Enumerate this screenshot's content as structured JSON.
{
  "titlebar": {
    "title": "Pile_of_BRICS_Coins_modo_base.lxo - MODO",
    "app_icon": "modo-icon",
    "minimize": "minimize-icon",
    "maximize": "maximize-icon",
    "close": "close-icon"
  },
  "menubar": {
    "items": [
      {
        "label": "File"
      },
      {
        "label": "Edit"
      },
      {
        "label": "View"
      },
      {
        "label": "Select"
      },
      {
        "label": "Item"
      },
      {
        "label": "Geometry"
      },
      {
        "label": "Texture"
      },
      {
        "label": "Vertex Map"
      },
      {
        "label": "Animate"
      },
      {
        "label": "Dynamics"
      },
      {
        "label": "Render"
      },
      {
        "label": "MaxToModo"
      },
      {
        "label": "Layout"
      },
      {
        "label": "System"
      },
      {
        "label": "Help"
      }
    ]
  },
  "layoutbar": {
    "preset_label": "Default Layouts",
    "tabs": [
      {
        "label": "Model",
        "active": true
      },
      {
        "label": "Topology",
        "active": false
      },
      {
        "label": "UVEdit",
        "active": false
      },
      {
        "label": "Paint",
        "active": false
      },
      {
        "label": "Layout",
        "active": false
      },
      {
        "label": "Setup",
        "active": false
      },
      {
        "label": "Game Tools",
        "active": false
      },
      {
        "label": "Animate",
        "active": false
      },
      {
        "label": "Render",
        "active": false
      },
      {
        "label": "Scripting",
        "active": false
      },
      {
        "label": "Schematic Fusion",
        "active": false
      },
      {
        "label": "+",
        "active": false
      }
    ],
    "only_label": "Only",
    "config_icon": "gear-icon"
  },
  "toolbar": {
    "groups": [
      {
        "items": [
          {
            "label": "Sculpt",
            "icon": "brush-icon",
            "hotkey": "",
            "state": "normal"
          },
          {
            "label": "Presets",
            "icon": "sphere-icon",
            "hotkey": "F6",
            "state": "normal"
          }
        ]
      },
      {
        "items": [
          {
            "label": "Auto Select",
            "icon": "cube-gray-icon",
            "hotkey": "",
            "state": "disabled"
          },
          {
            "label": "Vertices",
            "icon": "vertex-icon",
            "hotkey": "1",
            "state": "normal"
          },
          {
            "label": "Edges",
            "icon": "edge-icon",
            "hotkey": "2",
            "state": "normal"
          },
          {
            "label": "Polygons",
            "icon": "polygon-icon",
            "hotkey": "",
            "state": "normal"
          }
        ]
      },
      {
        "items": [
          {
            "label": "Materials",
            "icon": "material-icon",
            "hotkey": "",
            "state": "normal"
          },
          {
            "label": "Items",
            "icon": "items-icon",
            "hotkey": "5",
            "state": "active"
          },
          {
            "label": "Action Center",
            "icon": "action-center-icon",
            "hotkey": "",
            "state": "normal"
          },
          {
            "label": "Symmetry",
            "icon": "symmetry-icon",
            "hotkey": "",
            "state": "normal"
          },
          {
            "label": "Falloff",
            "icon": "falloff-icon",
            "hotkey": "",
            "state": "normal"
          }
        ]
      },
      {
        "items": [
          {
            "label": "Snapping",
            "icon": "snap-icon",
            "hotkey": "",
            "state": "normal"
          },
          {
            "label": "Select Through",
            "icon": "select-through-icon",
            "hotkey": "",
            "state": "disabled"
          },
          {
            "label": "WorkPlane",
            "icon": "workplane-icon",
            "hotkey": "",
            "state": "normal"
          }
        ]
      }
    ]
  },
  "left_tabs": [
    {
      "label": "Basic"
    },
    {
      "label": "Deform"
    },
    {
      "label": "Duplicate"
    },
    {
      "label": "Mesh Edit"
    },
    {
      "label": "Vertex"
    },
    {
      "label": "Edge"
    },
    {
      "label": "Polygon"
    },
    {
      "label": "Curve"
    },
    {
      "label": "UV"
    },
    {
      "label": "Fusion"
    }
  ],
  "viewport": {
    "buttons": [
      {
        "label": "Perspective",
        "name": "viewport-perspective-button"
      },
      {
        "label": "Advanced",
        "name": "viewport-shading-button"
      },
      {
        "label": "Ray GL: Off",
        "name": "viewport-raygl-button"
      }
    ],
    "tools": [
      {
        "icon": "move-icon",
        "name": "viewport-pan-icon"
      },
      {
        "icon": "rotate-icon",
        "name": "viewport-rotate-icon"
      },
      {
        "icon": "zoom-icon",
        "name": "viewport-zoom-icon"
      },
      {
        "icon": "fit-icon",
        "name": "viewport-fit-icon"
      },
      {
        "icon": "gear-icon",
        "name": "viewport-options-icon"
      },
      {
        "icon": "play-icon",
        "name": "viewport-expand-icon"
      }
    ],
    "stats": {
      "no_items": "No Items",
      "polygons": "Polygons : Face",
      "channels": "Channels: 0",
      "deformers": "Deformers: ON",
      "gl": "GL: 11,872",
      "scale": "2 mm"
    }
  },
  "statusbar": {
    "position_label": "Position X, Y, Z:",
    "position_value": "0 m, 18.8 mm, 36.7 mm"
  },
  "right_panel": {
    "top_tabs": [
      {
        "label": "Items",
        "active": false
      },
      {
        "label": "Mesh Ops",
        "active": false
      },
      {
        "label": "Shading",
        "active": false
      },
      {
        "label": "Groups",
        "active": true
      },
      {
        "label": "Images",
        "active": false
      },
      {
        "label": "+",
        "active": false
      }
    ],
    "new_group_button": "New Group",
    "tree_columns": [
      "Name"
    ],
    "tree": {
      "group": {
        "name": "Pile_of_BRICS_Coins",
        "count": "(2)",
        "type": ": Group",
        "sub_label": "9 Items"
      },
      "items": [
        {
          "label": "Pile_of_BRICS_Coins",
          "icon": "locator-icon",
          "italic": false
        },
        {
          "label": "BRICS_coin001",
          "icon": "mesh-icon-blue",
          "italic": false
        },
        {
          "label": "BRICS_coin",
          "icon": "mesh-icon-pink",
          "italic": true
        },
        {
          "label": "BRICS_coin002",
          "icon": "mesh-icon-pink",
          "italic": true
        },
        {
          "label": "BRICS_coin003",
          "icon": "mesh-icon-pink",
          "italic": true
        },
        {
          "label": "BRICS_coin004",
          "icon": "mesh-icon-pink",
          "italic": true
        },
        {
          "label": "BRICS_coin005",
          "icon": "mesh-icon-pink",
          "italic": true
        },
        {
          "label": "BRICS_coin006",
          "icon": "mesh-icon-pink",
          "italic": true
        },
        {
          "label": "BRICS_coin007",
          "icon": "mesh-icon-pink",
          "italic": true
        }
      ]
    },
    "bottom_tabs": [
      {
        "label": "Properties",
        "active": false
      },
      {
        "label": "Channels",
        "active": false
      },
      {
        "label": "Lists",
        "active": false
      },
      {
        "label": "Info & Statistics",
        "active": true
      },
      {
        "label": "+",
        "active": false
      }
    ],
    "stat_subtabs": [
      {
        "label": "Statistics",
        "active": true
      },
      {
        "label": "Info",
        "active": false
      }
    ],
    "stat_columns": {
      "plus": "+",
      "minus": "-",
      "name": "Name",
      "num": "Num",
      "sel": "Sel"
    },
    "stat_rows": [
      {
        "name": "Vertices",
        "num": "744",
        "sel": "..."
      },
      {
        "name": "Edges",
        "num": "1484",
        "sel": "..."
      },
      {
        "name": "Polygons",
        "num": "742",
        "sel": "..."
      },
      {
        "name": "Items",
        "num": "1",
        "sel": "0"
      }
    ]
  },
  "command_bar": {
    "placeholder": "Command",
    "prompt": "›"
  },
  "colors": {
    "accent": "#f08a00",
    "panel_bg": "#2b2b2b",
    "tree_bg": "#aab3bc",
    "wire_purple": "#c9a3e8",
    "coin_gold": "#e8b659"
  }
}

□ □ □

■ **Aim of the task**
Find the lines of the material that hold the word "zoom" and report their count alone.

■ **Expected answer**
2